WHAT NEEDS TO BE DONE >>
Omit all pictures, then retype the data exactly as given.

- - - -

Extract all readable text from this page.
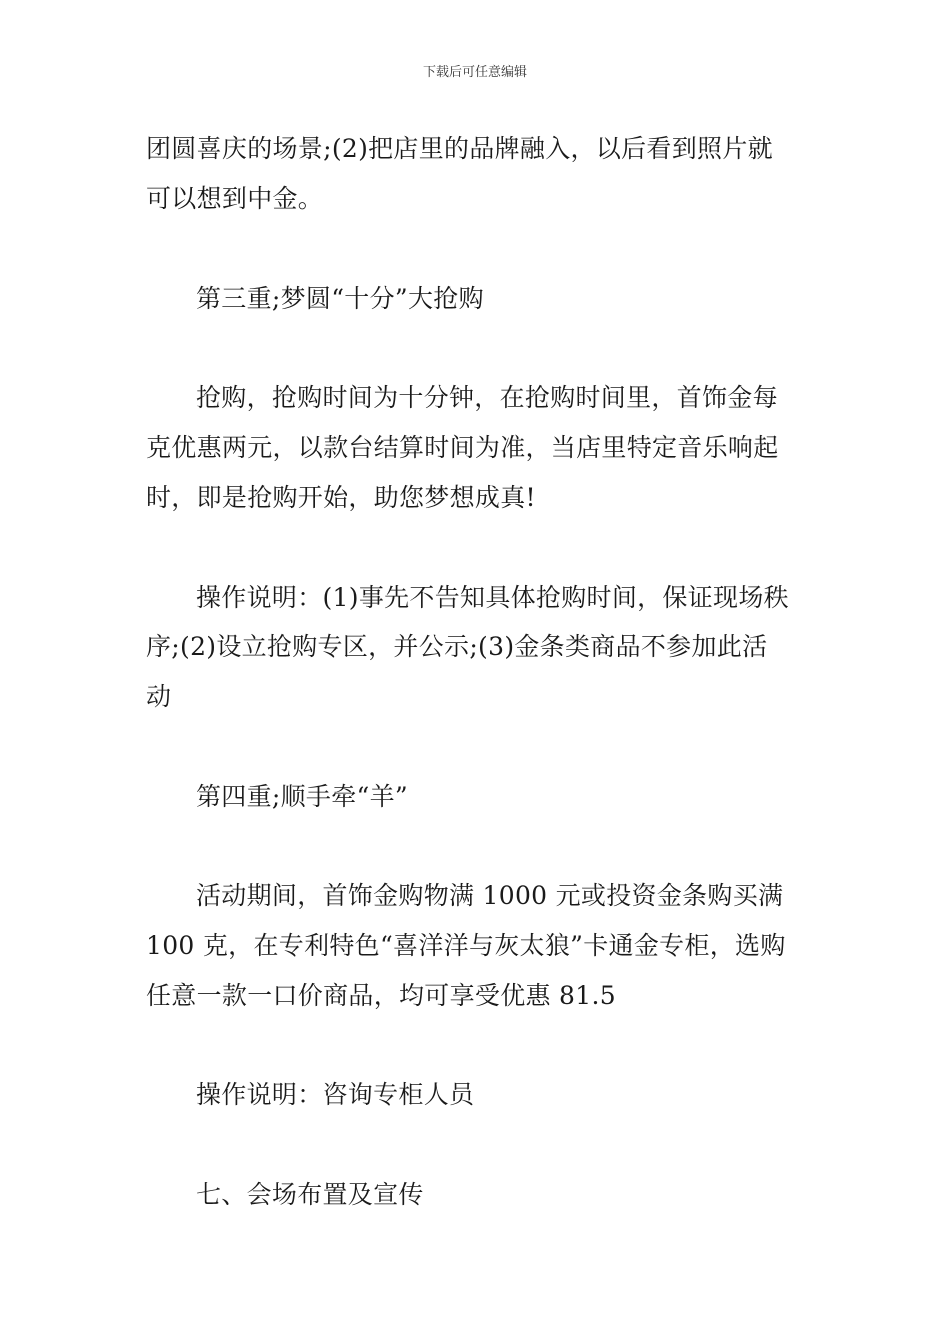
下载后可任意编辑
团圆喜庆的场景;(2)把店里的品牌融入，以后看到照片就
可以想到中金。
第三重;梦圆“十分”大抢购
抢购，抢购时间为十分钟，在抢购时间里，首饰金每
克优惠两元，以款台结算时间为准，当店里特定音乐响起
时，即是抢购开始，助您梦想成真!
操作说明：(1)事先不告知具体抢购时间，保证现场秩
序;(2)设立抢购专区，并公示;(3)金条类商品不参加此活
动
第四重;顺手牵“羊”
活动期间，首饰金购物满 1000 元或投资金条购买满
100 克，在专利特色“喜洋洋与灰太狼”卡通金专柜，选购
任意一款一口价商品，均可享受优惠 81.5
操作说明：咨询专柜人员
七、会场布置及宣传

- - - -

WORKED SOLUTION >>
Extract all readable text from this page.
下载后可任意编辑
团圆喜庆的场景;(2)把店里的品牌融入，以后看到照片就
可以想到中金。
第三重;梦圆“十分”大抢购
抢购，抢购时间为十分钟，在抢购时间里，首饰金每
克优惠两元，以款台结算时间为准，当店里特定音乐响起
时，即是抢购开始，助您梦想成真!
操作说明：(1)事先不告知具体抢购时间，保证现场秩
序;(2)设立抢购专区，并公示;(3)金条类商品不参加此活
动
第四重;顺手牵“羊”
活动期间，首饰金购物满 1000 元或投资金条购买满
100 克，在专利特色“喜洋洋与灰太狼”卡通金专柜，选购
任意一款一口价商品，均可享受优惠 81.5
操作说明：咨询专柜人员
七、会场布置及宣传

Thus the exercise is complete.